TASK DETAILS:
Lines containing the string "configuration" are to be collected in full.
- - -
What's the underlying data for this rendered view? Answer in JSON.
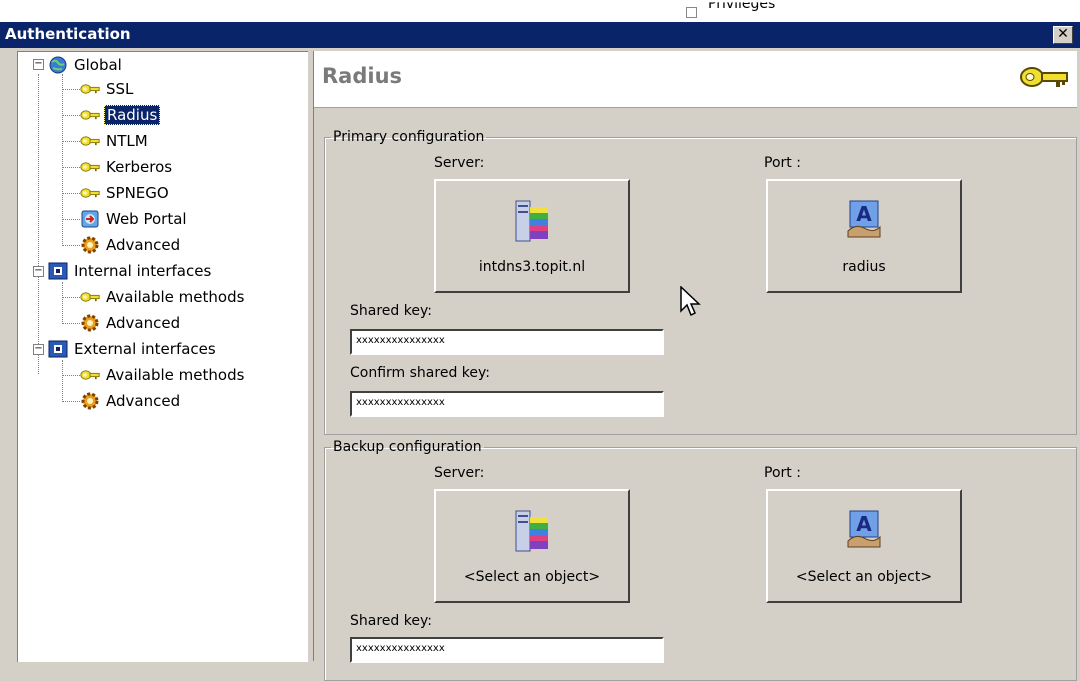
{
  "background": {
    "partial_label": "Privileges"
  },
  "window": {
    "title": "Authentication",
    "close_symbol": "✕"
  },
  "tree": {
    "nodes": [
      {
        "label": "Global",
        "icon": "globe-icon"
      },
      {
        "label": "SSL",
        "icon": "key-icon"
      },
      {
        "label": "Radius",
        "icon": "key-icon",
        "selected": true
      },
      {
        "label": "NTLM",
        "icon": "key-icon"
      },
      {
        "label": "Kerberos",
        "icon": "key-icon"
      },
      {
        "label": "SPNEGO",
        "icon": "key-icon"
      },
      {
        "label": "Web Portal",
        "icon": "web-portal-icon"
      },
      {
        "label": "Advanced",
        "icon": "gear-icon"
      },
      {
        "label": "Internal interfaces",
        "icon": "interface-icon"
      },
      {
        "label": "Available methods",
        "icon": "key-icon"
      },
      {
        "label": "Advanced",
        "icon": "gear-icon"
      },
      {
        "label": "External interfaces",
        "icon": "interface-icon"
      },
      {
        "label": "Available methods",
        "icon": "key-icon"
      },
      {
        "label": "Advanced",
        "icon": "gear-icon"
      }
    ],
    "expand_symbol": "−"
  },
  "content": {
    "title": "Radius",
    "primary": {
      "legend": "Primary configuration",
      "server_label": "Server:",
      "server_value": "intdns3.topit.nl",
      "port_label": "Port :",
      "port_value": "radius",
      "shared_key_label": "Shared key:",
      "shared_key_value": "xxxxxxxxxxxxxxx",
      "confirm_label": "Confirm shared key:",
      "confirm_value": "xxxxxxxxxxxxxxx"
    },
    "backup": {
      "legend": "Backup configuration",
      "server_label": "Server:",
      "server_value": "<Select an object>",
      "port_label": "Port :",
      "port_value": "<Select an object>",
      "shared_key_label": "Shared key:",
      "shared_key_value": "xxxxxxxxxxxxxxx"
    }
  },
  "colors": {
    "title_bar": "#0a246a",
    "key": "#e8d000",
    "selection": "#0a246a"
  }
}
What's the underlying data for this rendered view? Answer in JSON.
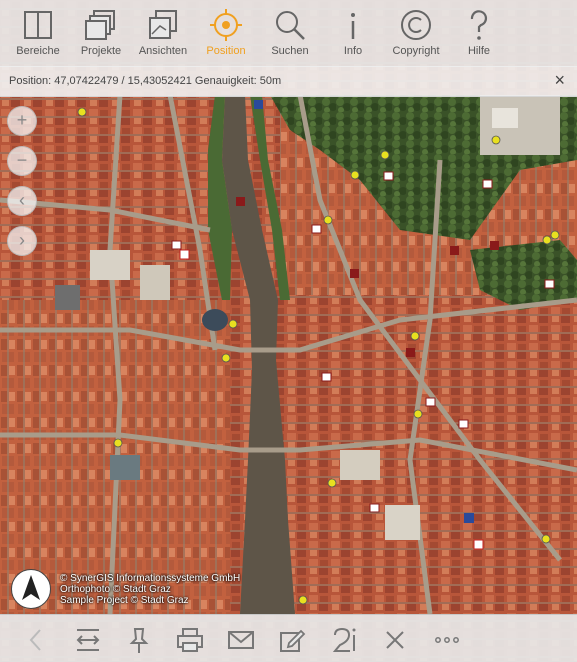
{
  "toolbar": {
    "items": [
      {
        "label": "Bereiche",
        "icon": "book-icon"
      },
      {
        "label": "Projekte",
        "icon": "layers-stack-icon"
      },
      {
        "label": "Ansichten",
        "icon": "map-view-icon"
      },
      {
        "label": "Position",
        "icon": "location-target-icon",
        "active": true
      },
      {
        "label": "Suchen",
        "icon": "search-icon"
      },
      {
        "label": "Info",
        "icon": "info-icon"
      },
      {
        "label": "Copyright",
        "icon": "copyright-icon"
      },
      {
        "label": "Hilfe",
        "icon": "help-icon"
      }
    ],
    "active_color": "#f0a020"
  },
  "position_bar": {
    "text": "Position: 47,07422479 / 15,43052421   Genauigkeit: 50m",
    "close_symbol": "×"
  },
  "map_controls": {
    "zoom_in": "+",
    "zoom_out": "−",
    "back": "‹",
    "forward": "›"
  },
  "attribution": {
    "line1": "© SynerGIS Informationssysteme GmbH",
    "line2": "Orthophoto © Stadt Graz",
    "line3": "Sample Project © Stadt Graz"
  },
  "bottom_toolbar": {
    "icons": [
      "back-arrow-icon",
      "measure-width-icon",
      "pin-icon",
      "print-icon",
      "mail-icon",
      "edit-icon",
      "redline-icon",
      "close-icon",
      "more-icon"
    ]
  },
  "colors": {
    "roof": "#b8563a",
    "river": "#5e5548",
    "vegetation": "#3f5a2c",
    "poi_yellow": "#e8e020",
    "poi_red": "#8a1a1a"
  }
}
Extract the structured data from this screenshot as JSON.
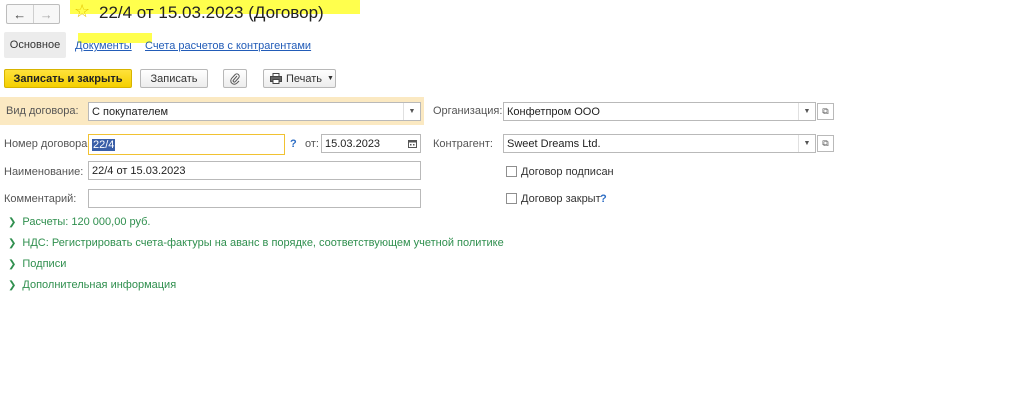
{
  "window": {
    "title": "22/4 от 15.03.2023 (Договор)",
    "nav_back": "←",
    "nav_forward": "→"
  },
  "tabs": [
    {
      "label": "Основное"
    },
    {
      "label": "Документы"
    },
    {
      "label": "Счета расчетов с контрагентами"
    }
  ],
  "toolbar": {
    "save_close_label": "Записать и закрыть",
    "save_label": "Записать",
    "print_label": "Печать"
  },
  "form": {
    "vid_label": "Вид договора:",
    "vid_value": "С покупателем",
    "org_label": "Организация:",
    "org_value": "Конфетпром ООО",
    "nomer_label": "Номер договора:",
    "nomer_value": "22/4",
    "help_mark": "?",
    "ot_label": "от:",
    "ot_value": "15.03.2023",
    "kontragent_label": "Контрагент:",
    "kontragent_value": "Sweet Dreams Ltd.",
    "naim_label": "Наименование:",
    "naim_value": "22/4 от 15.03.2023",
    "comment_label": "Комментарий:",
    "comment_value": "",
    "podpisan_label": "Договор подписан",
    "zakryt_label": "Договор закрыт"
  },
  "sections": [
    {
      "label": "Расчеты: 120 000,00 руб."
    },
    {
      "label": "НДС: Регистрировать счета-фактуры на аванс в порядке, соответствующем учетной политике"
    },
    {
      "label": "Подписи"
    },
    {
      "label": "Дополнительная информация"
    }
  ],
  "icons": {
    "star": "star-icon",
    "clip": "paperclip-icon",
    "printer": "printer-icon",
    "calendar": "calendar-icon",
    "open": "open-form-icon"
  },
  "colors": {
    "accent_yellow": "#f4cf00",
    "highlight": "#ffff4d",
    "link": "#225cb8",
    "section_green": "#2f8f4e"
  }
}
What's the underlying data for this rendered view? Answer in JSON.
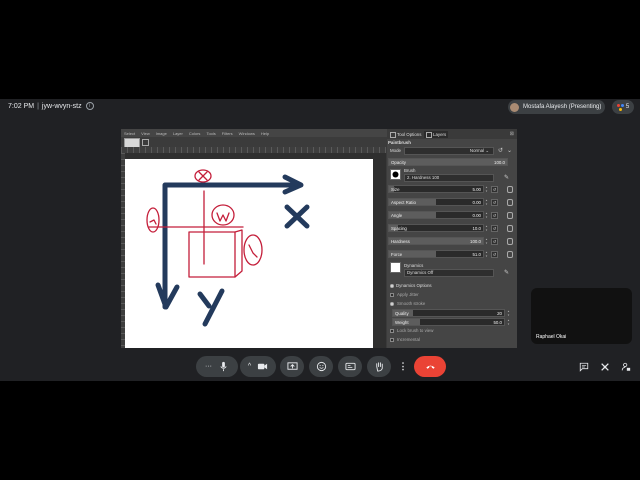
{
  "meeting": {
    "time": "7:02 PM",
    "code": "jyw-wvyn-stz",
    "presenter_label": "Mostafa Alayesh (Presenting)",
    "participant_count": "5",
    "self_tile_name": "Raphael Okai"
  },
  "gimp": {
    "menu": [
      "Select",
      "View",
      "Image",
      "Layer",
      "Colors",
      "Tools",
      "Filters",
      "Windows",
      "Help"
    ],
    "panel_tabs": [
      "Tool Options",
      "Layers"
    ],
    "tool_name": "Paintbrush",
    "mode_label": "Mode",
    "mode_value": "Normal",
    "opacity_label": "Opacity",
    "opacity_value": "100.0",
    "brush_label": "Brush",
    "brush_value": "2. Hardness 100",
    "sliders": [
      {
        "label": "Size",
        "value": "5.00",
        "fill": 0.05
      },
      {
        "label": "Aspect Ratio",
        "value": "0.00",
        "fill": 0.5
      },
      {
        "label": "Angle",
        "value": "0.00",
        "fill": 0.5
      },
      {
        "label": "Spacing",
        "value": "10.0",
        "fill": 0.1
      },
      {
        "label": "Hardness",
        "value": "100.0",
        "fill": 1.0
      },
      {
        "label": "Force",
        "value": "51.0",
        "fill": 0.5
      }
    ],
    "dynamics_label": "Dynamics",
    "dynamics_value": "Dynamics Off",
    "dynamics_options": "Dynamics Options",
    "apply_jitter": "Apply Jitter",
    "smooth_stroke": "Smooth stroke",
    "quality_label": "Quality",
    "quality_value": "20",
    "weight_label": "Weight",
    "weight_value": "50.0",
    "lock_brush": "Lock brush to view",
    "incremental": "Incremental"
  },
  "drawing": {
    "axis_x_label": "x",
    "axis_y_label": "y",
    "annotation_w": "w",
    "colors": {
      "navy": "#233a5c",
      "red": "#c41e3a"
    }
  },
  "colors": {
    "meet_bg": "#202124",
    "end_call": "#ea4335",
    "control_bg": "#3c4043"
  },
  "controls": [
    {
      "name": "more-options-icon"
    },
    {
      "name": "microphone-icon"
    },
    {
      "name": "camera-icon"
    },
    {
      "name": "present-screen-icon"
    },
    {
      "name": "emoji-icon"
    },
    {
      "name": "captions-icon"
    },
    {
      "name": "raise-hand-icon"
    },
    {
      "name": "more-vert-icon"
    },
    {
      "name": "end-call-icon"
    }
  ]
}
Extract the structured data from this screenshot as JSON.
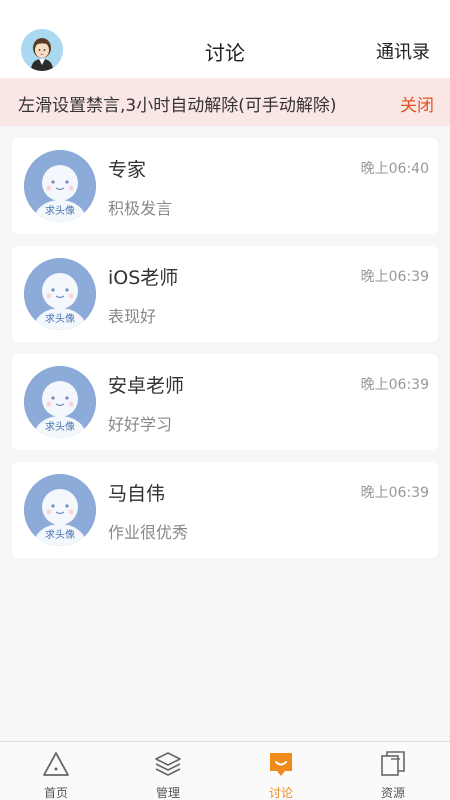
{
  "header": {
    "title": "讨论",
    "contacts_label": "通讯录"
  },
  "notice": {
    "text": "左滑设置禁言,3小时自动解除(可手动解除)",
    "close_label": "关闭"
  },
  "avatar_placeholder": "求头像",
  "conversations": [
    {
      "name": "专家",
      "message": "积极发言",
      "time": "晚上06:40"
    },
    {
      "name": "iOS老师",
      "message": "表现好",
      "time": "晚上06:39"
    },
    {
      "name": "安卓老师",
      "message": "好好学习",
      "time": "晚上06:39"
    },
    {
      "name": "马自伟",
      "message": "作业很优秀",
      "time": "晚上06:39"
    }
  ],
  "tabs": [
    {
      "label": "首页",
      "icon": "triangle-icon"
    },
    {
      "label": "管理",
      "icon": "layers-icon"
    },
    {
      "label": "讨论",
      "icon": "chat-bubble-icon",
      "active": true
    },
    {
      "label": "资源",
      "icon": "documents-icon"
    }
  ],
  "colors": {
    "accent": "#f08a1a",
    "notice_bg": "#fbe6e6",
    "close": "#e0531e",
    "avatar": "#8cabd8"
  }
}
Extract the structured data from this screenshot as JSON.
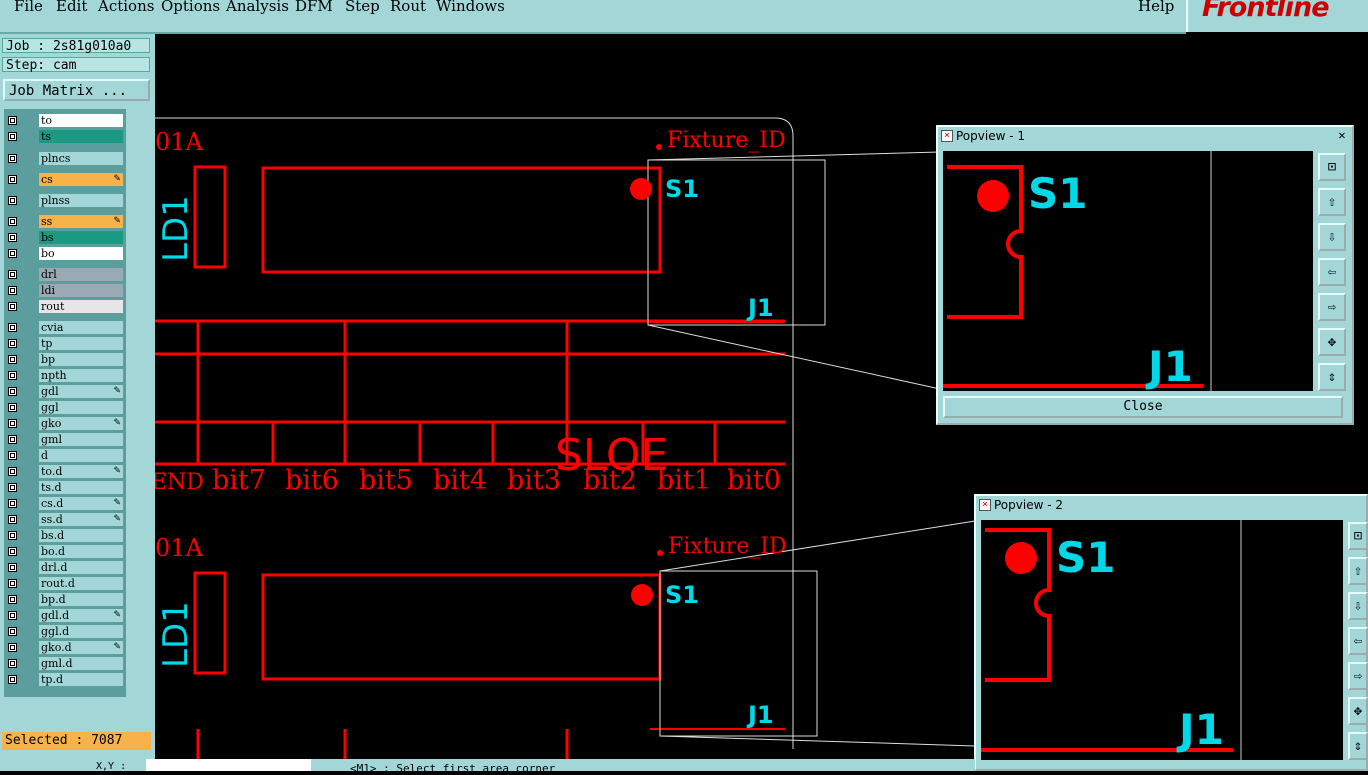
{
  "menubar": {
    "items": [
      "File",
      "Edit",
      "Actions",
      "Options",
      "Analysis",
      "DFM",
      "Step",
      "Rout",
      "Windows"
    ],
    "help": "Help",
    "logo": "Frontline"
  },
  "left": {
    "job": "Job : 2s81g010a0",
    "step": "Step: cam",
    "job_matrix": "Job Matrix ...",
    "layers": [
      "to",
      "ts",
      "plncs",
      "cs",
      "plnss",
      "ss",
      "bs",
      "bo",
      "drl",
      "ldi",
      "rout",
      "cvia",
      "tp",
      "bp",
      "npth",
      "gdl",
      "ggl",
      "gko",
      "gml",
      "d",
      "to.d",
      "ts.d",
      "cs.d",
      "ss.d",
      "bs.d",
      "bo.d",
      "drl.d",
      "rout.d",
      "bp.d",
      "gdl.d",
      "ggl.d",
      "gko.d",
      "gml.d",
      "tp.d"
    ],
    "selected": "Selected : 7087"
  },
  "canvas": {
    "board_top_label": "01A",
    "fixture": "Fixture_ID",
    "ld": "LD1",
    "s1": "S1",
    "j1": "J1",
    "bits": [
      "END",
      "bit7",
      "bit6",
      "bit5",
      "bit4",
      "bit3",
      "bit2",
      "bit1",
      "bit0"
    ],
    "logo_text": "SLOE"
  },
  "popview1": {
    "title": "Popview - 1",
    "close": "Close"
  },
  "popview2": {
    "title": "Popview - 2"
  },
  "status": {
    "prompt": "<M1> : Select first area corner",
    "xy": "X,Y :"
  },
  "colors": {
    "panel": "#a3d7d7",
    "trace": "#ff0000",
    "silk": "#00d8e8"
  }
}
- - -
WRITTEN SOLUTION:
      "legend": "Primary configuration",
      "legend": "Backup configuration",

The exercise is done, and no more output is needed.